Aim:
Exclude the pictures and reproduce the remaining data exactly as written.

====

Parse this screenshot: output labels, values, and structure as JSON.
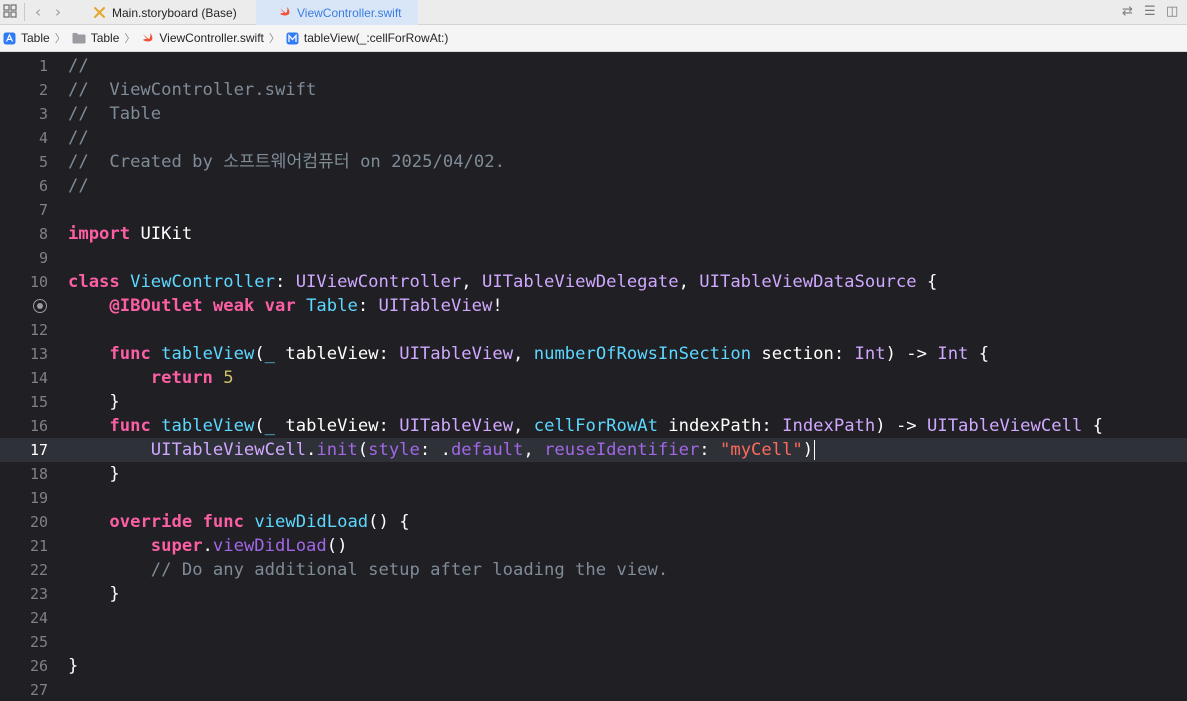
{
  "tabs": [
    {
      "label": "Main.storyboard (Base)",
      "icon": "storyboard-icon",
      "active": false
    },
    {
      "label": "ViewController.swift",
      "icon": "swift-file-icon",
      "active": true
    }
  ],
  "breadcrumb": [
    {
      "label": "Table",
      "icon": "app-project-icon"
    },
    {
      "label": "Table",
      "icon": "folder-icon"
    },
    {
      "label": "ViewController.swift",
      "icon": "swift-file-icon"
    },
    {
      "label": "tableView(_:cellForRowAt:)",
      "icon": "method-icon"
    }
  ],
  "editor": {
    "current_line": 17,
    "breakpoint_line": 11,
    "lines": [
      {
        "n": "1",
        "tokens": [
          {
            "t": "//",
            "c": "comment"
          }
        ]
      },
      {
        "n": "2",
        "tokens": [
          {
            "t": "//  ViewController.swift",
            "c": "comment"
          }
        ]
      },
      {
        "n": "3",
        "tokens": [
          {
            "t": "//  Table",
            "c": "comment"
          }
        ]
      },
      {
        "n": "4",
        "tokens": [
          {
            "t": "//",
            "c": "comment"
          }
        ]
      },
      {
        "n": "5",
        "tokens": [
          {
            "t": "//  Created by 소프트웨어컴퓨터 on 2025/04/02.",
            "c": "comment"
          }
        ]
      },
      {
        "n": "6",
        "tokens": [
          {
            "t": "//",
            "c": "comment"
          }
        ]
      },
      {
        "n": "7",
        "tokens": []
      },
      {
        "n": "8",
        "tokens": [
          {
            "t": "import",
            "c": "kw"
          },
          {
            "t": " UIKit",
            "c": "plain"
          }
        ]
      },
      {
        "n": "9",
        "tokens": []
      },
      {
        "n": "10",
        "tokens": [
          {
            "t": "class",
            "c": "kw"
          },
          {
            "t": " ",
            "c": "plain"
          },
          {
            "t": "ViewController",
            "c": "decl"
          },
          {
            "t": ": ",
            "c": "plain"
          },
          {
            "t": "UIViewController",
            "c": "type"
          },
          {
            "t": ", ",
            "c": "plain"
          },
          {
            "t": "UITableViewDelegate",
            "c": "type"
          },
          {
            "t": ", ",
            "c": "plain"
          },
          {
            "t": "UITableViewDataSource",
            "c": "type"
          },
          {
            "t": " {",
            "c": "plain"
          }
        ]
      },
      {
        "n": "",
        "tokens": [
          {
            "t": "    ",
            "c": "plain"
          },
          {
            "t": "@IBOutlet",
            "c": "kw"
          },
          {
            "t": " ",
            "c": "plain"
          },
          {
            "t": "weak",
            "c": "kw"
          },
          {
            "t": " ",
            "c": "plain"
          },
          {
            "t": "var",
            "c": "kw"
          },
          {
            "t": " ",
            "c": "plain"
          },
          {
            "t": "Table",
            "c": "decl"
          },
          {
            "t": ": ",
            "c": "plain"
          },
          {
            "t": "UITableView",
            "c": "type"
          },
          {
            "t": "!",
            "c": "plain"
          }
        ]
      },
      {
        "n": "12",
        "tokens": []
      },
      {
        "n": "13",
        "tokens": [
          {
            "t": "    ",
            "c": "plain"
          },
          {
            "t": "func",
            "c": "kw"
          },
          {
            "t": " ",
            "c": "plain"
          },
          {
            "t": "tableView",
            "c": "decl"
          },
          {
            "t": "(",
            "c": "plain"
          },
          {
            "t": "_",
            "c": "decl"
          },
          {
            "t": " tableView: ",
            "c": "plain"
          },
          {
            "t": "UITableView",
            "c": "type"
          },
          {
            "t": ", ",
            "c": "plain"
          },
          {
            "t": "numberOfRowsInSection",
            "c": "decl"
          },
          {
            "t": " section: ",
            "c": "plain"
          },
          {
            "t": "Int",
            "c": "type"
          },
          {
            "t": ") -> ",
            "c": "plain"
          },
          {
            "t": "Int",
            "c": "type"
          },
          {
            "t": " {",
            "c": "plain"
          }
        ]
      },
      {
        "n": "14",
        "tokens": [
          {
            "t": "        ",
            "c": "plain"
          },
          {
            "t": "return",
            "c": "kw"
          },
          {
            "t": " ",
            "c": "plain"
          },
          {
            "t": "5",
            "c": "num"
          }
        ]
      },
      {
        "n": "15",
        "tokens": [
          {
            "t": "    }",
            "c": "plain"
          }
        ]
      },
      {
        "n": "16",
        "tokens": [
          {
            "t": "    ",
            "c": "plain"
          },
          {
            "t": "func",
            "c": "kw"
          },
          {
            "t": " ",
            "c": "plain"
          },
          {
            "t": "tableView",
            "c": "decl"
          },
          {
            "t": "(",
            "c": "plain"
          },
          {
            "t": "_",
            "c": "decl"
          },
          {
            "t": " tableView: ",
            "c": "plain"
          },
          {
            "t": "UITableView",
            "c": "type"
          },
          {
            "t": ", ",
            "c": "plain"
          },
          {
            "t": "cellForRowAt",
            "c": "decl"
          },
          {
            "t": " indexPath: ",
            "c": "plain"
          },
          {
            "t": "IndexPath",
            "c": "type"
          },
          {
            "t": ") -> ",
            "c": "plain"
          },
          {
            "t": "UITableViewCell",
            "c": "type"
          },
          {
            "t": " {",
            "c": "plain"
          }
        ]
      },
      {
        "n": "17",
        "tokens": [
          {
            "t": "        ",
            "c": "plain"
          },
          {
            "t": "UITableViewCell",
            "c": "type"
          },
          {
            "t": ".",
            "c": "plain"
          },
          {
            "t": "init",
            "c": "func"
          },
          {
            "t": "(",
            "c": "plain"
          },
          {
            "t": "style",
            "c": "func"
          },
          {
            "t": ": .",
            "c": "plain"
          },
          {
            "t": "default",
            "c": "func"
          },
          {
            "t": ", ",
            "c": "plain"
          },
          {
            "t": "reuseIdentifier",
            "c": "func"
          },
          {
            "t": ": ",
            "c": "plain"
          },
          {
            "t": "\"myCell\"",
            "c": "str"
          },
          {
            "t": ")",
            "c": "plain"
          }
        ]
      },
      {
        "n": "18",
        "tokens": [
          {
            "t": "    }",
            "c": "plain"
          }
        ]
      },
      {
        "n": "19",
        "tokens": []
      },
      {
        "n": "20",
        "tokens": [
          {
            "t": "    ",
            "c": "plain"
          },
          {
            "t": "override",
            "c": "kw"
          },
          {
            "t": " ",
            "c": "plain"
          },
          {
            "t": "func",
            "c": "kw"
          },
          {
            "t": " ",
            "c": "plain"
          },
          {
            "t": "viewDidLoad",
            "c": "decl"
          },
          {
            "t": "() {",
            "c": "plain"
          }
        ]
      },
      {
        "n": "21",
        "tokens": [
          {
            "t": "        ",
            "c": "plain"
          },
          {
            "t": "super",
            "c": "kw"
          },
          {
            "t": ".",
            "c": "plain"
          },
          {
            "t": "viewDidLoad",
            "c": "func"
          },
          {
            "t": "()",
            "c": "plain"
          }
        ]
      },
      {
        "n": "22",
        "tokens": [
          {
            "t": "        ",
            "c": "plain"
          },
          {
            "t": "// Do any additional setup after loading the view.",
            "c": "comment"
          }
        ]
      },
      {
        "n": "23",
        "tokens": [
          {
            "t": "    }",
            "c": "plain"
          }
        ]
      },
      {
        "n": "24",
        "tokens": []
      },
      {
        "n": "25",
        "tokens": []
      },
      {
        "n": "26",
        "tokens": [
          {
            "t": "}",
            "c": "plain"
          }
        ]
      },
      {
        "n": "27",
        "tokens": []
      }
    ]
  },
  "colors": {
    "editor_bg": "#1f1f24",
    "current_line_bg": "#2f3138",
    "keyword": "#fc5fa3",
    "declaration": "#5dd8ff",
    "type": "#d0a8ff",
    "number": "#d0bf69",
    "string": "#fc6a5d",
    "comment": "#7f8c98",
    "active_tab_text": "#3b7de0"
  }
}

====

Complete response:
Parse this screenshot: output labels, values, and structure as JSON.
{
  "tabs": [
    {
      "label": "Main.storyboard (Base)",
      "icon": "storyboard-icon",
      "active": false
    },
    {
      "label": "ViewController.swift",
      "icon": "swift-file-icon",
      "active": true
    }
  ],
  "breadcrumb": [
    {
      "label": "Table",
      "icon": "app-project-icon"
    },
    {
      "label": "Table",
      "icon": "folder-icon"
    },
    {
      "label": "ViewController.swift",
      "icon": "swift-file-icon"
    },
    {
      "label": "tableView(_:cellForRowAt:)",
      "icon": "method-icon"
    }
  ],
  "editor": {
    "current_line": 17,
    "breakpoint_line": 11,
    "lines": [
      {
        "n": "1",
        "tokens": [
          {
            "t": "//",
            "c": "comment"
          }
        ]
      },
      {
        "n": "2",
        "tokens": [
          {
            "t": "//  ViewController.swift",
            "c": "comment"
          }
        ]
      },
      {
        "n": "3",
        "tokens": [
          {
            "t": "//  Table",
            "c": "comment"
          }
        ]
      },
      {
        "n": "4",
        "tokens": [
          {
            "t": "//",
            "c": "comment"
          }
        ]
      },
      {
        "n": "5",
        "tokens": [
          {
            "t": "//  Created by 소프트웨어컴퓨터 on 2025/04/02.",
            "c": "comment"
          }
        ]
      },
      {
        "n": "6",
        "tokens": [
          {
            "t": "//",
            "c": "comment"
          }
        ]
      },
      {
        "n": "7",
        "tokens": []
      },
      {
        "n": "8",
        "tokens": [
          {
            "t": "import",
            "c": "kw"
          },
          {
            "t": " UIKit",
            "c": "plain"
          }
        ]
      },
      {
        "n": "9",
        "tokens": []
      },
      {
        "n": "10",
        "tokens": [
          {
            "t": "class",
            "c": "kw"
          },
          {
            "t": " ",
            "c": "plain"
          },
          {
            "t": "ViewController",
            "c": "decl"
          },
          {
            "t": ": ",
            "c": "plain"
          },
          {
            "t": "UIViewController",
            "c": "type"
          },
          {
            "t": ", ",
            "c": "plain"
          },
          {
            "t": "UITableViewDelegate",
            "c": "type"
          },
          {
            "t": ", ",
            "c": "plain"
          },
          {
            "t": "UITableViewDataSource",
            "c": "type"
          },
          {
            "t": " {",
            "c": "plain"
          }
        ]
      },
      {
        "n": "",
        "tokens": [
          {
            "t": "    ",
            "c": "plain"
          },
          {
            "t": "@IBOutlet",
            "c": "kw"
          },
          {
            "t": " ",
            "c": "plain"
          },
          {
            "t": "weak",
            "c": "kw"
          },
          {
            "t": " ",
            "c": "plain"
          },
          {
            "t": "var",
            "c": "kw"
          },
          {
            "t": " ",
            "c": "plain"
          },
          {
            "t": "Table",
            "c": "decl"
          },
          {
            "t": ": ",
            "c": "plain"
          },
          {
            "t": "UITableView",
            "c": "type"
          },
          {
            "t": "!",
            "c": "plain"
          }
        ]
      },
      {
        "n": "12",
        "tokens": []
      },
      {
        "n": "13",
        "tokens": [
          {
            "t": "    ",
            "c": "plain"
          },
          {
            "t": "func",
            "c": "kw"
          },
          {
            "t": " ",
            "c": "plain"
          },
          {
            "t": "tableView",
            "c": "decl"
          },
          {
            "t": "(",
            "c": "plain"
          },
          {
            "t": "_",
            "c": "decl"
          },
          {
            "t": " tableView: ",
            "c": "plain"
          },
          {
            "t": "UITableView",
            "c": "type"
          },
          {
            "t": ", ",
            "c": "plain"
          },
          {
            "t": "numberOfRowsInSection",
            "c": "decl"
          },
          {
            "t": " section: ",
            "c": "plain"
          },
          {
            "t": "Int",
            "c": "type"
          },
          {
            "t": ") -> ",
            "c": "plain"
          },
          {
            "t": "Int",
            "c": "type"
          },
          {
            "t": " {",
            "c": "plain"
          }
        ]
      },
      {
        "n": "14",
        "tokens": [
          {
            "t": "        ",
            "c": "plain"
          },
          {
            "t": "return",
            "c": "kw"
          },
          {
            "t": " ",
            "c": "plain"
          },
          {
            "t": "5",
            "c": "num"
          }
        ]
      },
      {
        "n": "15",
        "tokens": [
          {
            "t": "    }",
            "c": "plain"
          }
        ]
      },
      {
        "n": "16",
        "tokens": [
          {
            "t": "    ",
            "c": "plain"
          },
          {
            "t": "func",
            "c": "kw"
          },
          {
            "t": " ",
            "c": "plain"
          },
          {
            "t": "tableView",
            "c": "decl"
          },
          {
            "t": "(",
            "c": "plain"
          },
          {
            "t": "_",
            "c": "decl"
          },
          {
            "t": " tableView: ",
            "c": "plain"
          },
          {
            "t": "UITableView",
            "c": "type"
          },
          {
            "t": ", ",
            "c": "plain"
          },
          {
            "t": "cellForRowAt",
            "c": "decl"
          },
          {
            "t": " indexPath: ",
            "c": "plain"
          },
          {
            "t": "IndexPath",
            "c": "type"
          },
          {
            "t": ") -> ",
            "c": "plain"
          },
          {
            "t": "UITableViewCell",
            "c": "type"
          },
          {
            "t": " {",
            "c": "plain"
          }
        ]
      },
      {
        "n": "17",
        "tokens": [
          {
            "t": "        ",
            "c": "plain"
          },
          {
            "t": "UITableViewCell",
            "c": "type"
          },
          {
            "t": ".",
            "c": "plain"
          },
          {
            "t": "init",
            "c": "func"
          },
          {
            "t": "(",
            "c": "plain"
          },
          {
            "t": "style",
            "c": "func"
          },
          {
            "t": ": .",
            "c": "plain"
          },
          {
            "t": "default",
            "c": "func"
          },
          {
            "t": ", ",
            "c": "plain"
          },
          {
            "t": "reuseIdentifier",
            "c": "func"
          },
          {
            "t": ": ",
            "c": "plain"
          },
          {
            "t": "\"myCell\"",
            "c": "str"
          },
          {
            "t": ")",
            "c": "plain"
          }
        ]
      },
      {
        "n": "18",
        "tokens": [
          {
            "t": "    }",
            "c": "plain"
          }
        ]
      },
      {
        "n": "19",
        "tokens": []
      },
      {
        "n": "20",
        "tokens": [
          {
            "t": "    ",
            "c": "plain"
          },
          {
            "t": "override",
            "c": "kw"
          },
          {
            "t": " ",
            "c": "plain"
          },
          {
            "t": "func",
            "c": "kw"
          },
          {
            "t": " ",
            "c": "plain"
          },
          {
            "t": "viewDidLoad",
            "c": "decl"
          },
          {
            "t": "() {",
            "c": "plain"
          }
        ]
      },
      {
        "n": "21",
        "tokens": [
          {
            "t": "        ",
            "c": "plain"
          },
          {
            "t": "super",
            "c": "kw"
          },
          {
            "t": ".",
            "c": "plain"
          },
          {
            "t": "viewDidLoad",
            "c": "func"
          },
          {
            "t": "()",
            "c": "plain"
          }
        ]
      },
      {
        "n": "22",
        "tokens": [
          {
            "t": "        ",
            "c": "plain"
          },
          {
            "t": "// Do any additional setup after loading the view.",
            "c": "comment"
          }
        ]
      },
      {
        "n": "23",
        "tokens": [
          {
            "t": "    }",
            "c": "plain"
          }
        ]
      },
      {
        "n": "24",
        "tokens": []
      },
      {
        "n": "25",
        "tokens": []
      },
      {
        "n": "26",
        "tokens": [
          {
            "t": "}",
            "c": "plain"
          }
        ]
      },
      {
        "n": "27",
        "tokens": []
      }
    ]
  },
  "colors": {
    "editor_bg": "#1f1f24",
    "current_line_bg": "#2f3138",
    "keyword": "#fc5fa3",
    "declaration": "#5dd8ff",
    "type": "#d0a8ff",
    "number": "#d0bf69",
    "string": "#fc6a5d",
    "comment": "#7f8c98",
    "active_tab_text": "#3b7de0"
  }
}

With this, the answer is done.